Material provided =
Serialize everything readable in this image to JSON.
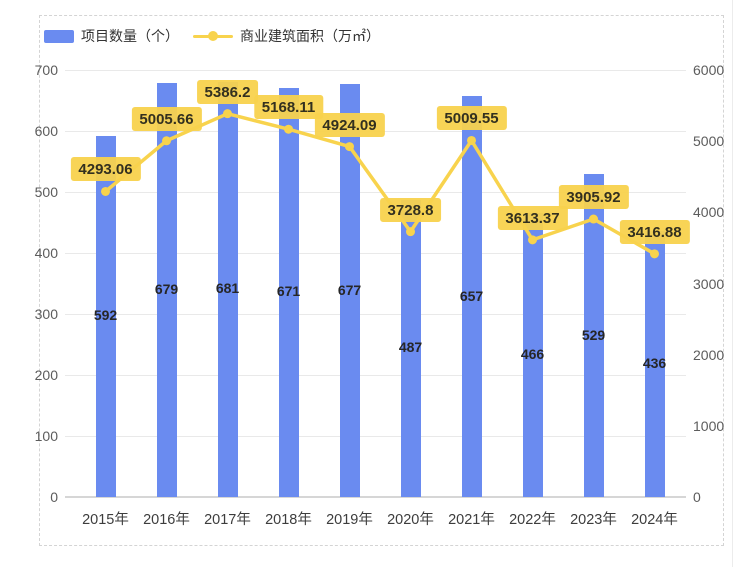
{
  "legend": {
    "bar_label": "项目数量（个）",
    "line_label": "商业建筑面积（万㎡）"
  },
  "colors": {
    "bar": "#6a8bf0",
    "line": "#f8d34d",
    "label_bg": "#f8d24f",
    "grid": "#e9e9e9",
    "axis_text": "#5c5c5c"
  },
  "chart_data": {
    "type": "bar",
    "subtype": "bar+line combo, dual y-axis",
    "categories": [
      "2015年",
      "2016年",
      "2017年",
      "2018年",
      "2019年",
      "2020年",
      "2021年",
      "2022年",
      "2023年",
      "2024年"
    ],
    "series": [
      {
        "name": "项目数量（个）",
        "type": "bar",
        "axis": "left",
        "color": "#6a8bf0",
        "values": [
          592,
          679,
          681,
          671,
          677,
          487,
          657,
          466,
          529,
          436
        ]
      },
      {
        "name": "商业建筑面积（万㎡）",
        "type": "line",
        "axis": "right",
        "color": "#f8d34d",
        "values": [
          4293.06,
          5005.66,
          5386.2,
          5168.11,
          4924.09,
          3728.8,
          5009.55,
          3613.37,
          3905.92,
          3416.88
        ]
      }
    ],
    "left_axis": {
      "label": "",
      "min": 0,
      "max": 700,
      "ticks": [
        0,
        100,
        200,
        300,
        400,
        500,
        600,
        700
      ]
    },
    "right_axis": {
      "label": "",
      "min": 0,
      "max": 6000,
      "ticks": [
        0,
        1000,
        2000,
        3000,
        4000,
        5000,
        6000
      ]
    },
    "grid": true,
    "legend_position": "top-left",
    "value_labels": {
      "bar": "centered inside bar",
      "line": "yellow badge above point"
    }
  }
}
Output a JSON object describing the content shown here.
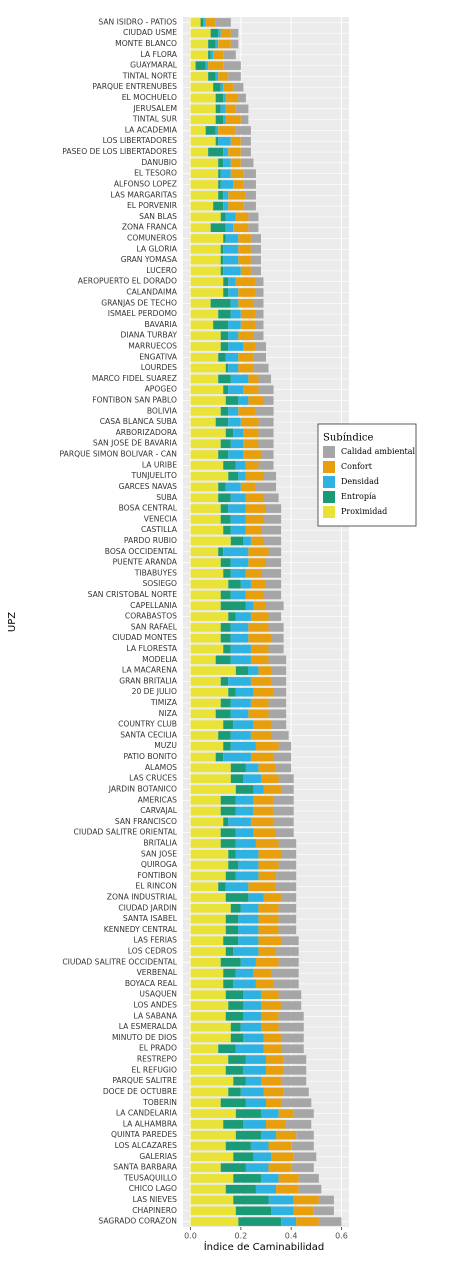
{
  "chart_data": {
    "type": "stacked_barh",
    "x_label": "Índice de Caminabilidad",
    "y_label": "UPZ",
    "legend_title": "Subíndice",
    "legend_position": "right",
    "grid": true,
    "xlim": [
      -0.03,
      0.63
    ],
    "xticks": [
      {
        "value": 0,
        "label": "0.0"
      },
      0.2,
      0.4,
      0.6
    ],
    "categories": [
      "SAN ISIDRO - PATIOS",
      "CIUDAD USME",
      "MONTE BLANCO",
      "LA FLORA",
      "GUAYMARAL",
      "TINTAL NORTE",
      "PARQUE ENTRENUBES",
      "EL MOCHUELO",
      "JERUSALEM",
      "TINTAL SUR",
      "LA ACADEMIA",
      "LOS LIBERTADORES",
      "PASEO DE LOS LIBERTADORES",
      "DANUBIO",
      "EL TESORO",
      "ALFONSO LOPEZ",
      "LAS MARGARITAS",
      "EL PORVENIR",
      "SAN BLAS",
      "ZONA FRANCA",
      "COMUNEROS",
      "LA GLORIA",
      "GRAN YOMASA",
      "LUCERO",
      "AEROPUERTO EL DORADO",
      "CALANDAIMA",
      "GRANJAS DE TECHO",
      "ISMAEL PERDOMO",
      "BAVARIA",
      "DIANA TURBAY",
      "MARRUECOS",
      "ENGATIVA",
      "LOURDES",
      "MARCO FIDEL SUAREZ",
      "APOGEO",
      "FONTIBON SAN PABLO",
      "BOLIVIA",
      "CASA BLANCA SUBA",
      "ARBORIZADORA",
      "SAN JOSE DE BAVARIA",
      "PARQUE SIMON BOLIVAR - CAN",
      "LA URIBE",
      "TUNJUELITO",
      "GARCES NAVAS",
      "SUBA",
      "BOSA CENTRAL",
      "VENECIA",
      "CASTILLA",
      "PARDO RUBIO",
      "BOSA OCCIDENTAL",
      "PUENTE ARANDA",
      "TIBABUYES",
      "SOSIEGO",
      "SAN CRISTOBAL NORTE",
      "CAPELLANIA",
      "CORABASTOS",
      "SAN RAFAEL",
      "CIUDAD MONTES",
      "LA FLORESTA",
      "MODELIA",
      "LA MACARENA",
      "GRAN BRITALIA",
      "20 DE JULIO",
      "TIMIZA",
      "NIZA",
      "COUNTRY CLUB",
      "SANTA CECILIA",
      "MUZU",
      "PATIO BONITO",
      "ALAMOS",
      "LAS CRUCES",
      "JARDIN BOTANICO",
      "AMERICAS",
      "CARVAJAL",
      "SAN FRANCISCO",
      "CIUDAD SALITRE ORIENTAL",
      "BRITALIA",
      "SAN JOSE",
      "QUIROGA",
      "FONTIBON",
      "EL RINCON",
      "ZONA INDUSTRIAL",
      "CIUDAD JARDIN",
      "SANTA ISABEL",
      "KENNEDY CENTRAL",
      "LAS FERIAS",
      "LOS CEDROS",
      "CIUDAD SALITRE OCCIDENTAL",
      "VERBENAL",
      "BOYACA REAL",
      "USAQUEN",
      "LOS ANDES",
      "LA SABANA",
      "LA ESMERALDA",
      "MINUTO DE DIOS",
      "EL PRADO",
      "RESTREPO",
      "EL REFUGIO",
      "PARQUE SALITRE",
      "DOCE DE OCTUBRE",
      "TOBERIN",
      "LA CANDELARIA",
      "LA ALHAMBRA",
      "QUINTA PAREDES",
      "LOS ALCAZARES",
      "GALERIAS",
      "SANTA BARBARA",
      "TEUSAQUILLO",
      "CHICO LAGO",
      "LAS NIEVES",
      "CHAPINERO",
      "SAGRADO CORAZON"
    ],
    "series": [
      {
        "name": "Proximidad",
        "color": "#e8e336",
        "values": [
          0.04,
          0.08,
          0.07,
          0.07,
          0.02,
          0.07,
          0.09,
          0.1,
          0.1,
          0.1,
          0.06,
          0.1,
          0.07,
          0.11,
          0.11,
          0.11,
          0.11,
          0.09,
          0.12,
          0.08,
          0.13,
          0.12,
          0.12,
          0.12,
          0.13,
          0.13,
          0.08,
          0.11,
          0.09,
          0.12,
          0.12,
          0.11,
          0.14,
          0.11,
          0.13,
          0.14,
          0.12,
          0.1,
          0.14,
          0.12,
          0.11,
          0.13,
          0.15,
          0.11,
          0.11,
          0.12,
          0.12,
          0.13,
          0.16,
          0.11,
          0.12,
          0.13,
          0.15,
          0.12,
          0.12,
          0.15,
          0.12,
          0.12,
          0.13,
          0.1,
          0.18,
          0.12,
          0.15,
          0.12,
          0.1,
          0.13,
          0.11,
          0.13,
          0.1,
          0.16,
          0.16,
          0.18,
          0.12,
          0.12,
          0.13,
          0.12,
          0.12,
          0.15,
          0.15,
          0.14,
          0.11,
          0.14,
          0.16,
          0.14,
          0.14,
          0.13,
          0.14,
          0.12,
          0.13,
          0.13,
          0.14,
          0.15,
          0.14,
          0.16,
          0.16,
          0.11,
          0.15,
          0.14,
          0.17,
          0.15,
          0.12,
          0.18,
          0.13,
          0.18,
          0.14,
          0.17,
          0.12,
          0.17,
          0.14,
          0.17,
          0.18,
          0.19
        ]
      },
      {
        "name": "Entropía",
        "color": "#1a9b76",
        "values": [
          0.01,
          0.03,
          0.03,
          0.01,
          0.04,
          0.03,
          0.03,
          0.03,
          0.02,
          0.03,
          0.04,
          0.01,
          0.06,
          0.02,
          0.01,
          0.01,
          0.02,
          0.04,
          0.02,
          0.06,
          0.01,
          0.01,
          0.01,
          0.01,
          0.02,
          0.02,
          0.08,
          0.05,
          0.06,
          0.03,
          0.03,
          0.03,
          0.01,
          0.05,
          0.02,
          0.05,
          0.03,
          0.05,
          0.03,
          0.04,
          0.04,
          0.05,
          0.04,
          0.03,
          0.05,
          0.03,
          0.04,
          0.03,
          0.05,
          0.02,
          0.04,
          0.03,
          0.05,
          0.04,
          0.1,
          0.03,
          0.04,
          0.04,
          0.03,
          0.06,
          0.05,
          0.03,
          0.03,
          0.04,
          0.06,
          0.04,
          0.05,
          0.03,
          0.03,
          0.06,
          0.05,
          0.07,
          0.06,
          0.06,
          0.02,
          0.06,
          0.06,
          0.03,
          0.04,
          0.04,
          0.03,
          0.09,
          0.04,
          0.05,
          0.05,
          0.06,
          0.03,
          0.08,
          0.05,
          0.04,
          0.07,
          0.06,
          0.07,
          0.04,
          0.05,
          0.07,
          0.07,
          0.07,
          0.05,
          0.05,
          0.1,
          0.1,
          0.08,
          0.1,
          0.1,
          0.08,
          0.1,
          0.11,
          0.12,
          0.14,
          0.14,
          0.17
        ]
      },
      {
        "name": "Densidad",
        "color": "#2eb2e2",
        "values": [
          0.01,
          0.01,
          0.01,
          0.01,
          0.01,
          0.01,
          0.01,
          0.01,
          0.02,
          0.01,
          0.01,
          0.05,
          0.02,
          0.03,
          0.04,
          0.05,
          0.02,
          0.02,
          0.04,
          0.03,
          0.05,
          0.06,
          0.06,
          0.07,
          0.03,
          0.04,
          0.03,
          0.04,
          0.05,
          0.04,
          0.06,
          0.05,
          0.04,
          0.07,
          0.06,
          0.04,
          0.04,
          0.05,
          0.04,
          0.05,
          0.06,
          0.04,
          0.03,
          0.06,
          0.06,
          0.07,
          0.06,
          0.06,
          0.03,
          0.1,
          0.07,
          0.06,
          0.04,
          0.06,
          0.03,
          0.06,
          0.07,
          0.07,
          0.08,
          0.08,
          0.04,
          0.09,
          0.07,
          0.08,
          0.07,
          0.08,
          0.08,
          0.1,
          0.11,
          0.05,
          0.07,
          0.04,
          0.07,
          0.07,
          0.09,
          0.07,
          0.08,
          0.09,
          0.08,
          0.09,
          0.09,
          0.06,
          0.07,
          0.08,
          0.08,
          0.08,
          0.1,
          0.06,
          0.07,
          0.09,
          0.07,
          0.07,
          0.07,
          0.08,
          0.08,
          0.11,
          0.08,
          0.09,
          0.06,
          0.09,
          0.08,
          0.07,
          0.09,
          0.06,
          0.07,
          0.07,
          0.09,
          0.07,
          0.08,
          0.1,
          0.09,
          0.06
        ]
      },
      {
        "name": "Confort",
        "color": "#e89f0e",
        "values": [
          0.04,
          0.04,
          0.05,
          0.04,
          0.06,
          0.04,
          0.04,
          0.05,
          0.04,
          0.06,
          0.07,
          0.04,
          0.05,
          0.04,
          0.05,
          0.04,
          0.07,
          0.06,
          0.05,
          0.06,
          0.05,
          0.05,
          0.05,
          0.04,
          0.08,
          0.07,
          0.06,
          0.06,
          0.06,
          0.06,
          0.05,
          0.06,
          0.06,
          0.04,
          0.06,
          0.06,
          0.07,
          0.07,
          0.06,
          0.06,
          0.07,
          0.05,
          0.07,
          0.06,
          0.07,
          0.08,
          0.07,
          0.06,
          0.05,
          0.08,
          0.07,
          0.06,
          0.06,
          0.07,
          0.05,
          0.07,
          0.08,
          0.09,
          0.07,
          0.07,
          0.05,
          0.08,
          0.08,
          0.07,
          0.08,
          0.07,
          0.08,
          0.09,
          0.09,
          0.07,
          0.07,
          0.07,
          0.08,
          0.08,
          0.09,
          0.09,
          0.09,
          0.09,
          0.08,
          0.07,
          0.11,
          0.07,
          0.08,
          0.08,
          0.08,
          0.09,
          0.07,
          0.09,
          0.07,
          0.07,
          0.07,
          0.08,
          0.07,
          0.07,
          0.07,
          0.07,
          0.07,
          0.07,
          0.08,
          0.08,
          0.06,
          0.06,
          0.08,
          0.08,
          0.09,
          0.09,
          0.09,
          0.08,
          0.09,
          0.1,
          0.08,
          0.09
        ]
      },
      {
        "name": "Calidad ambiental",
        "color": "#a6a6a6",
        "values": [
          0.06,
          0.03,
          0.03,
          0.05,
          0.07,
          0.05,
          0.04,
          0.03,
          0.05,
          0.03,
          0.06,
          0.04,
          0.04,
          0.05,
          0.05,
          0.05,
          0.04,
          0.05,
          0.04,
          0.04,
          0.04,
          0.04,
          0.04,
          0.04,
          0.03,
          0.03,
          0.04,
          0.03,
          0.03,
          0.04,
          0.04,
          0.05,
          0.06,
          0.05,
          0.06,
          0.04,
          0.07,
          0.06,
          0.06,
          0.06,
          0.05,
          0.06,
          0.05,
          0.08,
          0.06,
          0.06,
          0.07,
          0.08,
          0.07,
          0.05,
          0.06,
          0.08,
          0.06,
          0.07,
          0.07,
          0.05,
          0.06,
          0.05,
          0.06,
          0.07,
          0.06,
          0.06,
          0.05,
          0.07,
          0.07,
          0.06,
          0.07,
          0.05,
          0.07,
          0.06,
          0.06,
          0.05,
          0.08,
          0.08,
          0.08,
          0.07,
          0.07,
          0.06,
          0.07,
          0.08,
          0.08,
          0.06,
          0.07,
          0.07,
          0.07,
          0.07,
          0.09,
          0.08,
          0.11,
          0.1,
          0.09,
          0.08,
          0.1,
          0.1,
          0.09,
          0.09,
          0.09,
          0.09,
          0.1,
          0.1,
          0.12,
          0.08,
          0.1,
          0.07,
          0.09,
          0.09,
          0.09,
          0.08,
          0.09,
          0.06,
          0.08,
          0.09
        ]
      }
    ]
  }
}
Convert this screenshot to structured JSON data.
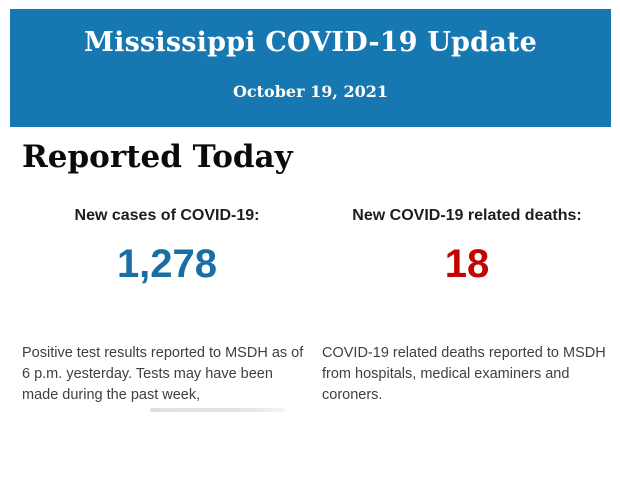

Exercise goal =
From the entries above, copy every line containing the word "CIUDAD".

Written answer =
      "CIUDAD USME",
      "CIUDAD MONTES",
      "CIUDAD SALITRE ORIENTAL",
      "CIUDAD JARDIN",
      "CIUDAD SALITRE OCCIDENTAL",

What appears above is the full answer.